Rows from a figure dataset =
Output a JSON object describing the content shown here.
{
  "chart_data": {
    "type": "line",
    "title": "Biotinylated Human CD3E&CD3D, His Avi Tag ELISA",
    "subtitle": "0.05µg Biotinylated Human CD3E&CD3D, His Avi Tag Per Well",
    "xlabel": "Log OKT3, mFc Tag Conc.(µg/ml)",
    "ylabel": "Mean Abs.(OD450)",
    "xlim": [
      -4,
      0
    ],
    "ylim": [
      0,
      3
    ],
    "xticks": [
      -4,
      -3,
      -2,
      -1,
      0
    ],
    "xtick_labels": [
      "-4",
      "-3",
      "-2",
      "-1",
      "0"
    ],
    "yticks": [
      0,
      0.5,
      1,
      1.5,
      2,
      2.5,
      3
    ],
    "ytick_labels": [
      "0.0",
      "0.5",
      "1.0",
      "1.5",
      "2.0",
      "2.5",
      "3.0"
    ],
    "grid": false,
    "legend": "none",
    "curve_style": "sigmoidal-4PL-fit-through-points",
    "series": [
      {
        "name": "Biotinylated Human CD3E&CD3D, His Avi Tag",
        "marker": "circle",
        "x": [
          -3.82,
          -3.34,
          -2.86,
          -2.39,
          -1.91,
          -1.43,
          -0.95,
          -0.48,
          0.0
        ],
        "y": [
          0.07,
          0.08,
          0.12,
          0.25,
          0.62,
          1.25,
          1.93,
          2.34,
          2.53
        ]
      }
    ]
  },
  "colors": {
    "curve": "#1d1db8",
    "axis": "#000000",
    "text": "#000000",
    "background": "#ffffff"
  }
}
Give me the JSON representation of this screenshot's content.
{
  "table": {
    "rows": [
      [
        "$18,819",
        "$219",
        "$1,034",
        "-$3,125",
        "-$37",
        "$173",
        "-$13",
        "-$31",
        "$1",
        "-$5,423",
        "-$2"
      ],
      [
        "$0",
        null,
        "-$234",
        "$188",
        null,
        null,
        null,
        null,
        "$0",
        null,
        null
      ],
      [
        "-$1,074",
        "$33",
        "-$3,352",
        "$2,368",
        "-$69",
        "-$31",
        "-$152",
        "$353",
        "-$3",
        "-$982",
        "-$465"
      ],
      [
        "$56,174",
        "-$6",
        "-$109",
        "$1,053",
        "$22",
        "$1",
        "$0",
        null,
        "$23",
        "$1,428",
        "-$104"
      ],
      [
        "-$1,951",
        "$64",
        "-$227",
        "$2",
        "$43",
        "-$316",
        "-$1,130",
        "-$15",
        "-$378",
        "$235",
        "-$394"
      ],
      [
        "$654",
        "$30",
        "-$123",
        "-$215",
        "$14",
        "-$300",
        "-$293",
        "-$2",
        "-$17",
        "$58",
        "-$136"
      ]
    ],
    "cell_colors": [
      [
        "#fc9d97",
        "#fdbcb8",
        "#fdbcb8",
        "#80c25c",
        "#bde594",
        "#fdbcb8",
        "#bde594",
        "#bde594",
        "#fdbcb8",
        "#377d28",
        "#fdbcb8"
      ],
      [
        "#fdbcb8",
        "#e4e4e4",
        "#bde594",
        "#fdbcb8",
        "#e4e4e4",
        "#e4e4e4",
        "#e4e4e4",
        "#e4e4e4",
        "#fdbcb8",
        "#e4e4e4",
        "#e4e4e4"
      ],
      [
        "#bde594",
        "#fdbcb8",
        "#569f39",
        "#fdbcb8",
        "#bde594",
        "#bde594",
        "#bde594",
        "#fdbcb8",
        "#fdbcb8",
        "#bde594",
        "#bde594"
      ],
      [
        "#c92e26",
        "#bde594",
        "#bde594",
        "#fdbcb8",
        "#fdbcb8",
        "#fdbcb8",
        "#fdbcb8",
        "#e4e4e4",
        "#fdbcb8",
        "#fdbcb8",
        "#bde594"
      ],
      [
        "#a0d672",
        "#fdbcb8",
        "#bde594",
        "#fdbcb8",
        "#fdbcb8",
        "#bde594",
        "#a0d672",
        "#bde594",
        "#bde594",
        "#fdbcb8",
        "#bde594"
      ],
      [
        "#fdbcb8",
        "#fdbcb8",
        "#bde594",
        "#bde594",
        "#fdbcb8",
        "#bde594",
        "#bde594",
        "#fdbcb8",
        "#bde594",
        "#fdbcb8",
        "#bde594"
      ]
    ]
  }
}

Brief = Extract all lines from the material above that include the word "JSON".

Complete response =
Output a JSON object describing the content shown here.
Give me the JSON representation of this screenshot's content.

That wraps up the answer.